Dataset records
== == ==

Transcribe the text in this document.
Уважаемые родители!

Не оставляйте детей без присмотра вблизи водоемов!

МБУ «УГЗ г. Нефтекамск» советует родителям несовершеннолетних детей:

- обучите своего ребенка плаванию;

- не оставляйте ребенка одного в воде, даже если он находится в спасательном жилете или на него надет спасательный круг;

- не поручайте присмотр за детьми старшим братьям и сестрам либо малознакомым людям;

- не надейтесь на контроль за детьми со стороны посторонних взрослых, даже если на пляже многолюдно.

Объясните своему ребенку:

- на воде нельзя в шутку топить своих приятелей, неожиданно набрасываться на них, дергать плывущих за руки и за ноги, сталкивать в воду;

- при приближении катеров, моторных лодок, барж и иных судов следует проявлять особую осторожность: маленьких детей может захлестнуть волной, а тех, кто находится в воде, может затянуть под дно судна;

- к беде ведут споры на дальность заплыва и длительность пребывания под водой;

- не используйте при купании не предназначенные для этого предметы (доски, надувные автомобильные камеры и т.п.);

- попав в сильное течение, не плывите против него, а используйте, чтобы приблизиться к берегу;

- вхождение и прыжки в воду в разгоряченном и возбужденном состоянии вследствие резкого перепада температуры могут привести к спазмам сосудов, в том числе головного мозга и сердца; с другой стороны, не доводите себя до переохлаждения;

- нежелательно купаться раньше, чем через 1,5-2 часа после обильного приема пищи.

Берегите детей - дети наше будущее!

== == ==

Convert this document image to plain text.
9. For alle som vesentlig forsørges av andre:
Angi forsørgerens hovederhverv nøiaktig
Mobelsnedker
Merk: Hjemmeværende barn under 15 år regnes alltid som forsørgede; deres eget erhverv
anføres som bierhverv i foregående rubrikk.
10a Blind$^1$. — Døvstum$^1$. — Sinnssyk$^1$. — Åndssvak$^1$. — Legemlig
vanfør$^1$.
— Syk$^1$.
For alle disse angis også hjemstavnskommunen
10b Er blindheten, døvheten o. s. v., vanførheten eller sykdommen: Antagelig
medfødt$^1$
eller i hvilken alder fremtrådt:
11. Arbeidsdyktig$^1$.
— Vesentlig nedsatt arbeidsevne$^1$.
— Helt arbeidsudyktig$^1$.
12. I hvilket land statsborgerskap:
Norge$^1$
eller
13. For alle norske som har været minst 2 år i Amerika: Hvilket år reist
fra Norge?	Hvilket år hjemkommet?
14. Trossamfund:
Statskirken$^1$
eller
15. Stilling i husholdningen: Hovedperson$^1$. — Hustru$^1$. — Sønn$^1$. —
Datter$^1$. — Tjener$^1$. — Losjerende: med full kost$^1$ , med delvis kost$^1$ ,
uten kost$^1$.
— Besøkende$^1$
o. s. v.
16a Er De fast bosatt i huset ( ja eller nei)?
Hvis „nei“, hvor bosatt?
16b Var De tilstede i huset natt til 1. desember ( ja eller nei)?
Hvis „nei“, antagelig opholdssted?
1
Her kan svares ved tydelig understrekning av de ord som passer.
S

== == ==

Where a line above holds the string "находится", show that line.

- ANSWER TO THIS EXERCISE:
- не оставляйте ребенка одного в воде, даже если он находится в спасательном жилете или на него надет спасательный круг;
- при приближении катеров, моторных лодок, барж и иных судов следует проявлять особую осторожность: маленьких детей может захлестнуть волной, а тех, кто находится в воде, может затянуть под дно судна;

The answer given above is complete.